__Work to do__
What is the number of lines holding the word "weather"? Write that number and nothing else.

__Data__
============================================================

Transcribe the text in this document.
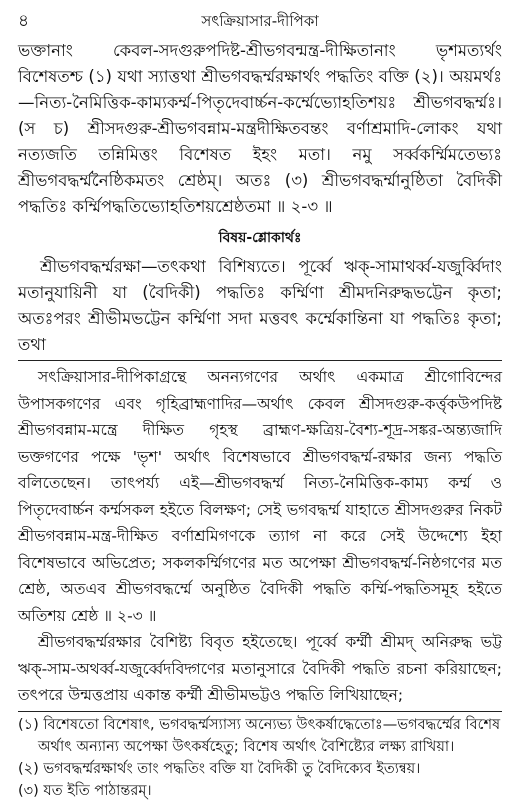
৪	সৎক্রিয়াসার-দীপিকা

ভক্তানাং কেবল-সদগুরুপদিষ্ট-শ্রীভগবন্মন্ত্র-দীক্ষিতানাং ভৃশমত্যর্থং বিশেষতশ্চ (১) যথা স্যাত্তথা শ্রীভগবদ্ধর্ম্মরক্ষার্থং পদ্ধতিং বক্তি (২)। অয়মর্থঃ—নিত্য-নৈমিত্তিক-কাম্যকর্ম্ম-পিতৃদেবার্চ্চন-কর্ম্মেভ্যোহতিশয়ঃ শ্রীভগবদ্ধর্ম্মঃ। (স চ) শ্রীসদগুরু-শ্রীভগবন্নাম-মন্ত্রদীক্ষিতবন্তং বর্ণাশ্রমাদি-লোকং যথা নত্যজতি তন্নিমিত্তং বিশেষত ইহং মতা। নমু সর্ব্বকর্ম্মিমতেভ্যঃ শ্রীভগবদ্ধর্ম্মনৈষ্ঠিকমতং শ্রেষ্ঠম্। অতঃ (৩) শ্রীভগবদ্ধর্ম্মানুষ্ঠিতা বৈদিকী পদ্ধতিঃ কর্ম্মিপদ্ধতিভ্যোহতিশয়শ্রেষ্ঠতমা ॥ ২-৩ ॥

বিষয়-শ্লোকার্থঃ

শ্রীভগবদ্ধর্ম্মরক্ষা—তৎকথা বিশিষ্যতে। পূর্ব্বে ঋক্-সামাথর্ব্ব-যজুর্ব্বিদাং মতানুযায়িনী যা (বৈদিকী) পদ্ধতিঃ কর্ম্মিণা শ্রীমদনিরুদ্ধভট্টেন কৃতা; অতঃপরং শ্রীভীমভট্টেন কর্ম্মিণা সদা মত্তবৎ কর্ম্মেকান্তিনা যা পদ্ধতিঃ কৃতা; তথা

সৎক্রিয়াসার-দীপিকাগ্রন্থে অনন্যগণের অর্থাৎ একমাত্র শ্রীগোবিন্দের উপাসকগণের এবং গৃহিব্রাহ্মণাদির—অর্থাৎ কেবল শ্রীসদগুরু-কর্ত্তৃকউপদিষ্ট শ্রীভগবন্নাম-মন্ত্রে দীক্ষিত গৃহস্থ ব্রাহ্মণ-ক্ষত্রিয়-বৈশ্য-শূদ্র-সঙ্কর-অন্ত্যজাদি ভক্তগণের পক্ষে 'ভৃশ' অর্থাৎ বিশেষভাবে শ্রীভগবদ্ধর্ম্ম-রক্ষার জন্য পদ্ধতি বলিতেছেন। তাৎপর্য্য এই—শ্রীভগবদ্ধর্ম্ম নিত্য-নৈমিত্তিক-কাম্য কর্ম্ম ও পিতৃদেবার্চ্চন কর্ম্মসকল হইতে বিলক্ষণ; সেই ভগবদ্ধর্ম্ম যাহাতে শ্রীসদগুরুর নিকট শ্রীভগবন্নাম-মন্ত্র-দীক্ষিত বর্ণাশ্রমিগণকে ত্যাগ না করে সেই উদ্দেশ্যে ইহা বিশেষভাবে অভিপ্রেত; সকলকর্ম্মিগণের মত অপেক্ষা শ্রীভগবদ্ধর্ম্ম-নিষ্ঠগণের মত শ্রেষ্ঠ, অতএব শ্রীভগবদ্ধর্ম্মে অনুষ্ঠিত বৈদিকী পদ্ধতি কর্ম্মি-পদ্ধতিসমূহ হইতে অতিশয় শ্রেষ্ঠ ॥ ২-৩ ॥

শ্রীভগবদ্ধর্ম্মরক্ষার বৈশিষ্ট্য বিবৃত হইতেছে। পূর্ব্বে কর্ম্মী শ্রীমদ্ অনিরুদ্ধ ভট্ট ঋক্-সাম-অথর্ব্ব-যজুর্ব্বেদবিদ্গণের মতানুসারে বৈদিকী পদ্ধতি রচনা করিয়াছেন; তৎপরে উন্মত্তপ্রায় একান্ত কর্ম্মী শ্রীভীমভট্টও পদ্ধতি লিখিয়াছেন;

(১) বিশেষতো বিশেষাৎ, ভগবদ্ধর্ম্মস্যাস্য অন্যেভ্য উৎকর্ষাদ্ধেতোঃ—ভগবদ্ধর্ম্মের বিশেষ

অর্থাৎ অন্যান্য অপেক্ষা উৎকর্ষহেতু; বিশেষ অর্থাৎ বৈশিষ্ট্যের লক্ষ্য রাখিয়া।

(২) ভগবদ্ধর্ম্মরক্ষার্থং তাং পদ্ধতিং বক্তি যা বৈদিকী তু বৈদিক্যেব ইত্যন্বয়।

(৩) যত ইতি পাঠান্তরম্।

============================================================

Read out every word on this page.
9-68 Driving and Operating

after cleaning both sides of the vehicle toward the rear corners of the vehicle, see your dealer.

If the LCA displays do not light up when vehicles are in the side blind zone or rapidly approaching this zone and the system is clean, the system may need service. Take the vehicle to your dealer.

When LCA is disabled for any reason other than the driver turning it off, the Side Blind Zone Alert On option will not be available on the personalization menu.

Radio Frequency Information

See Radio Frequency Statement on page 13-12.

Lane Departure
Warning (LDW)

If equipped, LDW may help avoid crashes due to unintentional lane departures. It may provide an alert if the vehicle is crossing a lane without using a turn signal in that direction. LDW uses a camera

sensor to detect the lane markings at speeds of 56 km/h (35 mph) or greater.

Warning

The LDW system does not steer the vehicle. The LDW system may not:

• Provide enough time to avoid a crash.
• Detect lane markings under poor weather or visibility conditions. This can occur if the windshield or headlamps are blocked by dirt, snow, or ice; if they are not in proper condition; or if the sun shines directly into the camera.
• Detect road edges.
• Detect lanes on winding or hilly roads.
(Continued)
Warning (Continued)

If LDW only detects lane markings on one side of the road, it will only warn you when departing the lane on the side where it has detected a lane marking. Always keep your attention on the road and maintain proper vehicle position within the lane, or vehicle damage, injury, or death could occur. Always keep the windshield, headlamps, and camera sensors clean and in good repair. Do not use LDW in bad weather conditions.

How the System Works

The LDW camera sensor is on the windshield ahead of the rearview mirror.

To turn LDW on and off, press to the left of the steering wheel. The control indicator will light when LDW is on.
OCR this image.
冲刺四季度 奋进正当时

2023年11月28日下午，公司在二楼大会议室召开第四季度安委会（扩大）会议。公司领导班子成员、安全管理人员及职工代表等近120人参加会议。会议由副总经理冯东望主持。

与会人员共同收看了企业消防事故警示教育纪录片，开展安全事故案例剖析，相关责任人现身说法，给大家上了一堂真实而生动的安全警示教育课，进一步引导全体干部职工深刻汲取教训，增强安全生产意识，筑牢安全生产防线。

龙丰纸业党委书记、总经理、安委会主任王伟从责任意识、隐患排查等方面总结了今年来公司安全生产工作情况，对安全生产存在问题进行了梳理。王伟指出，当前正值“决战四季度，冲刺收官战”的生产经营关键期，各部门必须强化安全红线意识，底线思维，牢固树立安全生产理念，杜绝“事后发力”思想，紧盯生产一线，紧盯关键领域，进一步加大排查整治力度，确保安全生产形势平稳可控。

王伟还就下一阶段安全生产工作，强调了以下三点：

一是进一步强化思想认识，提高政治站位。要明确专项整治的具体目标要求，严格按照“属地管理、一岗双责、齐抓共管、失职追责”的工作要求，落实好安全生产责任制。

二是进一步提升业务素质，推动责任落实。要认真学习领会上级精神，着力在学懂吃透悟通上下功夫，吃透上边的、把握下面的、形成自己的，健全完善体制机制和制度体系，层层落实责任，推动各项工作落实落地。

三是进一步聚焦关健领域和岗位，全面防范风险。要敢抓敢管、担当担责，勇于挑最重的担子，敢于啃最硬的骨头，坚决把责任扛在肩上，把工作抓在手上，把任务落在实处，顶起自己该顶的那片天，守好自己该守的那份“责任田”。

============================================================

__Solution__
2